**Set problem:** Pull each line containing "JSON" out of the data and copy it.
--- start ---
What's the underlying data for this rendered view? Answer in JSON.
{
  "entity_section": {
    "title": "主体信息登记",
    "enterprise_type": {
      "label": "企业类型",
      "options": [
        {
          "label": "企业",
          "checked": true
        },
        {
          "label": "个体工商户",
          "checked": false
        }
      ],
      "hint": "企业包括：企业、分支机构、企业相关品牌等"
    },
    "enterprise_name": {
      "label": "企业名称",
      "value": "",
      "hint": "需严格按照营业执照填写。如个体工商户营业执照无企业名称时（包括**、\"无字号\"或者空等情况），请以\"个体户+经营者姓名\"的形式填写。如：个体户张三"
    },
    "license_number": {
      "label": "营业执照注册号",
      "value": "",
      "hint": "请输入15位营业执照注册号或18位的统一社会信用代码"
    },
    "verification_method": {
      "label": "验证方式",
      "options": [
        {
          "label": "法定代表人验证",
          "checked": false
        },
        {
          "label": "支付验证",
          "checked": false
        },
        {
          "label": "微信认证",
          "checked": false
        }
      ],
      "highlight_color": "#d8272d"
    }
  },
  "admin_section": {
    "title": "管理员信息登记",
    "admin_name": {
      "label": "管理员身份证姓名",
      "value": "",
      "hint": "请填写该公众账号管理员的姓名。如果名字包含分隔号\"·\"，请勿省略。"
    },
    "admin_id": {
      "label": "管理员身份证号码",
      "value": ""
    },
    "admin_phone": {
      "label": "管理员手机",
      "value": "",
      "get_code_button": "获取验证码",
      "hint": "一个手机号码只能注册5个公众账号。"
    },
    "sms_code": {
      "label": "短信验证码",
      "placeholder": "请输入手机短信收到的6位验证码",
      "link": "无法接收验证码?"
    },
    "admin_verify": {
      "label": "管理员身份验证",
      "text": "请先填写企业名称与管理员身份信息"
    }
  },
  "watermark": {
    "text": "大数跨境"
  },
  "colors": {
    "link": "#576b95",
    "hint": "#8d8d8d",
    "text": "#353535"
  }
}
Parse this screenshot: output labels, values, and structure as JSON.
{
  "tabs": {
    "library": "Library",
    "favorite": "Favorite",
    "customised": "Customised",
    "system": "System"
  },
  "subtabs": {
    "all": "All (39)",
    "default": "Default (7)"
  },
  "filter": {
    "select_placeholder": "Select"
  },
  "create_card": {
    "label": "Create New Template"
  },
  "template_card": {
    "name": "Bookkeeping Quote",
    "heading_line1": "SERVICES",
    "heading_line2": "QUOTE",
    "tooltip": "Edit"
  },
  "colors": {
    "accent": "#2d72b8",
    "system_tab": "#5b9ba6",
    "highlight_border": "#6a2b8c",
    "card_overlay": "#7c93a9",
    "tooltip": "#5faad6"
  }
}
--- end ---
**Task response:**
What's the underlying data for this rendered view? Answer in JSON.
Parse this screenshot: output labels, values, and structure as JSON.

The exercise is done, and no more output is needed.